**Problem description**:
Copy out exactly the lines from the one containing "Convert this document image to plain text." to the end of the records below, both included, and nothing else.

------------------------------------------------------------------------

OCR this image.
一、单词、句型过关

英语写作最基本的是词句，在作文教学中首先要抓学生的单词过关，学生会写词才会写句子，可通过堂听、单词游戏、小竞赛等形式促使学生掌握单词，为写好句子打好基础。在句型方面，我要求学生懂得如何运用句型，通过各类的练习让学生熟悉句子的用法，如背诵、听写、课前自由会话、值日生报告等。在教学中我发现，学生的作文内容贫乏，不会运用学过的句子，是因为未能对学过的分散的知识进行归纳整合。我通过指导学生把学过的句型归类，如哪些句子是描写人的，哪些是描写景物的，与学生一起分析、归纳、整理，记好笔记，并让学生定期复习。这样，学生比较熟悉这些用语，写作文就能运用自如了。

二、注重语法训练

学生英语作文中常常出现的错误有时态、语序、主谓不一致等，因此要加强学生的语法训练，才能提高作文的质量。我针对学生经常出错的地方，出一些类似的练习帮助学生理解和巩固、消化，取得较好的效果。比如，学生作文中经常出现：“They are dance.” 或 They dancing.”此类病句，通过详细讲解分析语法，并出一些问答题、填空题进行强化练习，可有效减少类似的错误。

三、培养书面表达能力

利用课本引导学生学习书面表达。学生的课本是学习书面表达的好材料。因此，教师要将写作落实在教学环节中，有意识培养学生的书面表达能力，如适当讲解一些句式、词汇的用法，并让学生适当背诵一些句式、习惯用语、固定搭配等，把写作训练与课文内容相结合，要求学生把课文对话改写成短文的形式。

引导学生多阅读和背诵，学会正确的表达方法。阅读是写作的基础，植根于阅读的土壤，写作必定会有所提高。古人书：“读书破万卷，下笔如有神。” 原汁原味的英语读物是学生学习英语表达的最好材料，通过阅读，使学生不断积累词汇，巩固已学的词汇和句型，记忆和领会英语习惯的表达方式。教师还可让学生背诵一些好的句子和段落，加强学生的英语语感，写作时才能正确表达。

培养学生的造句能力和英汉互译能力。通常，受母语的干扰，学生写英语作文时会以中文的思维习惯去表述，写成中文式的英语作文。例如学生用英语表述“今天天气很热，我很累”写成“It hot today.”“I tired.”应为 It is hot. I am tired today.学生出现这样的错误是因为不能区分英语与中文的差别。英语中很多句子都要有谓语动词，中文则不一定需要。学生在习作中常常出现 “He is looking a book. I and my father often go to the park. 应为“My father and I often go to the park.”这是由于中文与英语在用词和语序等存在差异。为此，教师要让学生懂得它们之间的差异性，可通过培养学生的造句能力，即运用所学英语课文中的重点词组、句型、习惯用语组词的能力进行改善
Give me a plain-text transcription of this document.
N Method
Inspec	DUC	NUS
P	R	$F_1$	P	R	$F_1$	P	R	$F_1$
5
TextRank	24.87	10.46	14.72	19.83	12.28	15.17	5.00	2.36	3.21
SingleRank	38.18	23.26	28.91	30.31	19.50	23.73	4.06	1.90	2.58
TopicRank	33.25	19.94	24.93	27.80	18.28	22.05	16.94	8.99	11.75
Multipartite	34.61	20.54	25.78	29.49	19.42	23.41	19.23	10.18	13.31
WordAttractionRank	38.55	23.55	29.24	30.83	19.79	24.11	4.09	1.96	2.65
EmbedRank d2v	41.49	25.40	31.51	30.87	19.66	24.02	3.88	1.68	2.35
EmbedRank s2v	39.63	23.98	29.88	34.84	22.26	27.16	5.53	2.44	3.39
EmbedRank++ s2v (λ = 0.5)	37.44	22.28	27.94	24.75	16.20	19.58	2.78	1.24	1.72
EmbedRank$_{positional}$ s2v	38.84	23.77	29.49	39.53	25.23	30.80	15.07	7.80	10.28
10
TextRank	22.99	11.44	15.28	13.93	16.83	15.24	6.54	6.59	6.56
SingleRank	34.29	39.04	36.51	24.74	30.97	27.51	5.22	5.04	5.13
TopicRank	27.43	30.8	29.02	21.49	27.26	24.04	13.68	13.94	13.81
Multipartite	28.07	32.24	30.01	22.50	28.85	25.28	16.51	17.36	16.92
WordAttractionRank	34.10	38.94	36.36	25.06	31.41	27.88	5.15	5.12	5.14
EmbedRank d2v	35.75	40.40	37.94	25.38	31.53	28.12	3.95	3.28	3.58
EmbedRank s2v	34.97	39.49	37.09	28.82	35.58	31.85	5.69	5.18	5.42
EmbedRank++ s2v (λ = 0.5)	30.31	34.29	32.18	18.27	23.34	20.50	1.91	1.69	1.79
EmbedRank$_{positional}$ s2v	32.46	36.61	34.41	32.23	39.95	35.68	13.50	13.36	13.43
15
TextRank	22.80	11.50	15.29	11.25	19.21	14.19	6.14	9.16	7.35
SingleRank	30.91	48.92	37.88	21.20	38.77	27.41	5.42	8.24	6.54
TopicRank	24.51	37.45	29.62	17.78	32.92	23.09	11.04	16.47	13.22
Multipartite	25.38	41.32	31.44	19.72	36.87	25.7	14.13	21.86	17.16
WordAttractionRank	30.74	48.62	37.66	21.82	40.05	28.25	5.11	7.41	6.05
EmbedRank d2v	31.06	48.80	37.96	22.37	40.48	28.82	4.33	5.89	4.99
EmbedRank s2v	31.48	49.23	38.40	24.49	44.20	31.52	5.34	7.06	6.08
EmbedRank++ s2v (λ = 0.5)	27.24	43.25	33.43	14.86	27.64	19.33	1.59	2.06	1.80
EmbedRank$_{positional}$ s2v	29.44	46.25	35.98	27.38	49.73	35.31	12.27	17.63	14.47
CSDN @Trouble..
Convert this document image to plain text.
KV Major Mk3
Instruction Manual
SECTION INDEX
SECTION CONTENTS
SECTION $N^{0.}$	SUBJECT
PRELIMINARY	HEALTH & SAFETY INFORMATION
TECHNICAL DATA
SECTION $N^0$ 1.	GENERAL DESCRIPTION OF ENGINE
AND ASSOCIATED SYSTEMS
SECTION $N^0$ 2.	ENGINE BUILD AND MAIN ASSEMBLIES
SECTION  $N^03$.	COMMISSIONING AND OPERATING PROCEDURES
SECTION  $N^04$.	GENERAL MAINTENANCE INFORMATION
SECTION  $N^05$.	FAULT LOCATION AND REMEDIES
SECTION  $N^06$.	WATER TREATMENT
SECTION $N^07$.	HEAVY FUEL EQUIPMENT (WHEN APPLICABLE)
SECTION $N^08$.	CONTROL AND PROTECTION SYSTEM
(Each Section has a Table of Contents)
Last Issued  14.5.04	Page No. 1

------------------------------------------------------------------------

**Reply to the exercise**:
Convert this document image to plain text.
KV Major Mk3
Instruction Manual
SECTION INDEX
SECTION CONTENTS
SECTION $N^{0.}$	SUBJECT
PRELIMINARY	HEALTH & SAFETY INFORMATION
TECHNICAL DATA
SECTION $N^0$ 1.	GENERAL DESCRIPTION OF ENGINE
AND ASSOCIATED SYSTEMS
SECTION $N^0$ 2.	ENGINE BUILD AND MAIN ASSEMBLIES
SECTION  $N^03$.	COMMISSIONING AND OPERATING PROCEDURES
SECTION  $N^04$.	GENERAL MAINTENANCE INFORMATION
SECTION  $N^05$.	FAULT LOCATION AND REMEDIES
SECTION  $N^06$.	WATER TREATMENT
SECTION $N^07$.	HEAVY FUEL EQUIPMENT (WHEN APPLICABLE)
SECTION $N^08$.	CONTROL AND PROTECTION SYSTEM
(Each Section has a Table of Contents)
Last Issued  14.5.04	Page No. 1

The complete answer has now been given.